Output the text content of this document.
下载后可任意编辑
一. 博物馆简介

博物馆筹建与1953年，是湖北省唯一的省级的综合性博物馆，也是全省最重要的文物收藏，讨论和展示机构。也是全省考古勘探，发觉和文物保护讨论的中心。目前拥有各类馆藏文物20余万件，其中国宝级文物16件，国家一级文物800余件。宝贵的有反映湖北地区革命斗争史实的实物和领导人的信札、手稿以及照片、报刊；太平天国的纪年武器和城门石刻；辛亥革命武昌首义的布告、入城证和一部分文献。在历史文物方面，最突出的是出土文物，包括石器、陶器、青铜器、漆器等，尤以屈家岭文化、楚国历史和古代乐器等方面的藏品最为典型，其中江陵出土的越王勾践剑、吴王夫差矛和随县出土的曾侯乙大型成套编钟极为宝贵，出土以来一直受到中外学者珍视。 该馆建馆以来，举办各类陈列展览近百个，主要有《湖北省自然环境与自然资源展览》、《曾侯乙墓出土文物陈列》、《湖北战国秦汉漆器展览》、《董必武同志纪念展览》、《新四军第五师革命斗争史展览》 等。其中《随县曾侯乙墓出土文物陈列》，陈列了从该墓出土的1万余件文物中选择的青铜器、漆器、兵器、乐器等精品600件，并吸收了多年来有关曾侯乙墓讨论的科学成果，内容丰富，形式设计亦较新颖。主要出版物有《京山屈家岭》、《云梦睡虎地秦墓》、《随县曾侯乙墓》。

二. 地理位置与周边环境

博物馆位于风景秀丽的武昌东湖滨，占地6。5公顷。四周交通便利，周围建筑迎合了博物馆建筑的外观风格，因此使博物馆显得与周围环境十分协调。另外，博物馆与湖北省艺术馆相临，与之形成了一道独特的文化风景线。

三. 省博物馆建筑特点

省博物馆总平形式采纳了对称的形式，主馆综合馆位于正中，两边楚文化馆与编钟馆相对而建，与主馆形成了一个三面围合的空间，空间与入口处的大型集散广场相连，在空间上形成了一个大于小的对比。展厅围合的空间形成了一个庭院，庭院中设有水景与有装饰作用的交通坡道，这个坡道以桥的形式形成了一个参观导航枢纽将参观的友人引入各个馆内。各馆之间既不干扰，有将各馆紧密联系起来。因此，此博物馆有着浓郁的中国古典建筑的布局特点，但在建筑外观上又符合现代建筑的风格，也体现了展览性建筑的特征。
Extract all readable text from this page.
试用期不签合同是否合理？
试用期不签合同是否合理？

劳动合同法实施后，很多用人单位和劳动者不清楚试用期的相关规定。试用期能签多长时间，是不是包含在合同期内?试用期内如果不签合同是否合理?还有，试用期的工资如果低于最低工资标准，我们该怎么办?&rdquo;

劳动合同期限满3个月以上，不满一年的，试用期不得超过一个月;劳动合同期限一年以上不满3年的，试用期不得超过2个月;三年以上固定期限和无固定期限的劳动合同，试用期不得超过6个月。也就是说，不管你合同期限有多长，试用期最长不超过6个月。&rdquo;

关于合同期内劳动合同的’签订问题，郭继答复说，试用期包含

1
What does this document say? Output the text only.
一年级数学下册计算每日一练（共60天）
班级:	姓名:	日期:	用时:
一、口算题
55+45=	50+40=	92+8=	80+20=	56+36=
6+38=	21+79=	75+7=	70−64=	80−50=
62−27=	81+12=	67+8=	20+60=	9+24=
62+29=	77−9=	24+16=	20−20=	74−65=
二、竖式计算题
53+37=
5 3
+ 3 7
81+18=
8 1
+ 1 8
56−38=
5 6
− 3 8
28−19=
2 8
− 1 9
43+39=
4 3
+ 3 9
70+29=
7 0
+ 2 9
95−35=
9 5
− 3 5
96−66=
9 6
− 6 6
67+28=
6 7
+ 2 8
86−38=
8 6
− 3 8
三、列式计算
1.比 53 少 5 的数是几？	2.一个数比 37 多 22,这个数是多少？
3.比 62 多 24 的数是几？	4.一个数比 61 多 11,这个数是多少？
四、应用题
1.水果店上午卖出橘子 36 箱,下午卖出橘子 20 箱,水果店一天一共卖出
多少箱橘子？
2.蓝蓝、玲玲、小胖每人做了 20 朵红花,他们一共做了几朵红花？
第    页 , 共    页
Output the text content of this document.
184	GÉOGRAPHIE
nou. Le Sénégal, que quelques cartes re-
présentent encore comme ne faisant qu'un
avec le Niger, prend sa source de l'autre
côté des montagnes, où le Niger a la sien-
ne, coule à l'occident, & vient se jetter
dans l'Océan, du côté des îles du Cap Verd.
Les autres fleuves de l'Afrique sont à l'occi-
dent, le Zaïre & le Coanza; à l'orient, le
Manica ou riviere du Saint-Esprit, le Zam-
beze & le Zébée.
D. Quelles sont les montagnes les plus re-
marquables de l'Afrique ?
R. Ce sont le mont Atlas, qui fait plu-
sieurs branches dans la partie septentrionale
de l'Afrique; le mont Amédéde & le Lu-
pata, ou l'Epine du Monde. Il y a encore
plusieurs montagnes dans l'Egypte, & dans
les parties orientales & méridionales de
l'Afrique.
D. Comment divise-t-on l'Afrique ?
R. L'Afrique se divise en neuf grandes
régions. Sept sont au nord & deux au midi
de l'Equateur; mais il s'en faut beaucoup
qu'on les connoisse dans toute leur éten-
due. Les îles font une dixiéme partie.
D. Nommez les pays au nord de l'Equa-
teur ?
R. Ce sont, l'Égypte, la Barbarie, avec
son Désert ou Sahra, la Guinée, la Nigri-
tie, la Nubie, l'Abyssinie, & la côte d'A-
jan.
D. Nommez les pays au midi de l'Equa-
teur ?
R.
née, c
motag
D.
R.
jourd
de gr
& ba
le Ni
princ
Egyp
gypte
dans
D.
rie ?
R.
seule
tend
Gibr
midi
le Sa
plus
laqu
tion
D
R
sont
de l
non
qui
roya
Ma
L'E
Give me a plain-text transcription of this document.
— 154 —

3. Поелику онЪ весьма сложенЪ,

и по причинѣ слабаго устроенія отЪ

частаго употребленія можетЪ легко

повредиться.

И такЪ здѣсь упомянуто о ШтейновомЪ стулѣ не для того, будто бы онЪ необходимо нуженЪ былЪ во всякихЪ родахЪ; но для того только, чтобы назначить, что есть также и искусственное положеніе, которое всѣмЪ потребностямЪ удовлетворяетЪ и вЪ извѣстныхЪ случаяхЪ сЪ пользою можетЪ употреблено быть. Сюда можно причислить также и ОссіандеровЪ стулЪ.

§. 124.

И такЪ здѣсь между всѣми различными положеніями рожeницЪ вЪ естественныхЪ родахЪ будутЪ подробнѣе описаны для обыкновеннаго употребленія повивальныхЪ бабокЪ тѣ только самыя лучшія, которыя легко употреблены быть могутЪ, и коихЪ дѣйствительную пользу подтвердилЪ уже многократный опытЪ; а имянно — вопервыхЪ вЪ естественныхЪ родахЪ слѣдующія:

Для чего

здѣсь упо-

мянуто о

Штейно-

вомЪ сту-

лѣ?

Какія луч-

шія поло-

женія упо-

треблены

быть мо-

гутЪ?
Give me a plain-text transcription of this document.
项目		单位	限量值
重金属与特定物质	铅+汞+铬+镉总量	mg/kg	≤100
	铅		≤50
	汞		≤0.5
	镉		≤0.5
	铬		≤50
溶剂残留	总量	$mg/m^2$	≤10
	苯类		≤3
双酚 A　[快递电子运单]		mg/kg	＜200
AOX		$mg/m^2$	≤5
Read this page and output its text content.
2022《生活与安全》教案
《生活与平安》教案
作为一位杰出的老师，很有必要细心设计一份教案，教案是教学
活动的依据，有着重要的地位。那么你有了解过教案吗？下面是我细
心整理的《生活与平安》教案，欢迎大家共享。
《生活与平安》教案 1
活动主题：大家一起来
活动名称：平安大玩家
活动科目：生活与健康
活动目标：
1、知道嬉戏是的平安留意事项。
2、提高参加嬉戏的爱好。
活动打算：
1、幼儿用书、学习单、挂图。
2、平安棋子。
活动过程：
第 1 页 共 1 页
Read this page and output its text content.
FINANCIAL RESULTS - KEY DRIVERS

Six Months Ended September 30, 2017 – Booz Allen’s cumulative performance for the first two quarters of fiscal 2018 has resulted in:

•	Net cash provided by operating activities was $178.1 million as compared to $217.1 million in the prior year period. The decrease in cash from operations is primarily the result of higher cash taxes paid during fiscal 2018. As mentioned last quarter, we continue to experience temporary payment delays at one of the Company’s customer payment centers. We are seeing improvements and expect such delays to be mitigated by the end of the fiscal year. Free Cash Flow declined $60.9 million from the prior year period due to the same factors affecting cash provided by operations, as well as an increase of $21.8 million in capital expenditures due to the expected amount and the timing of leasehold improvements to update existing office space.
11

+ + + +

> [INSTRUCTION]
Say how many lines in this material hold "быть", and say nothing else.

> [SOLUTION TO THIS EXERCISE]
3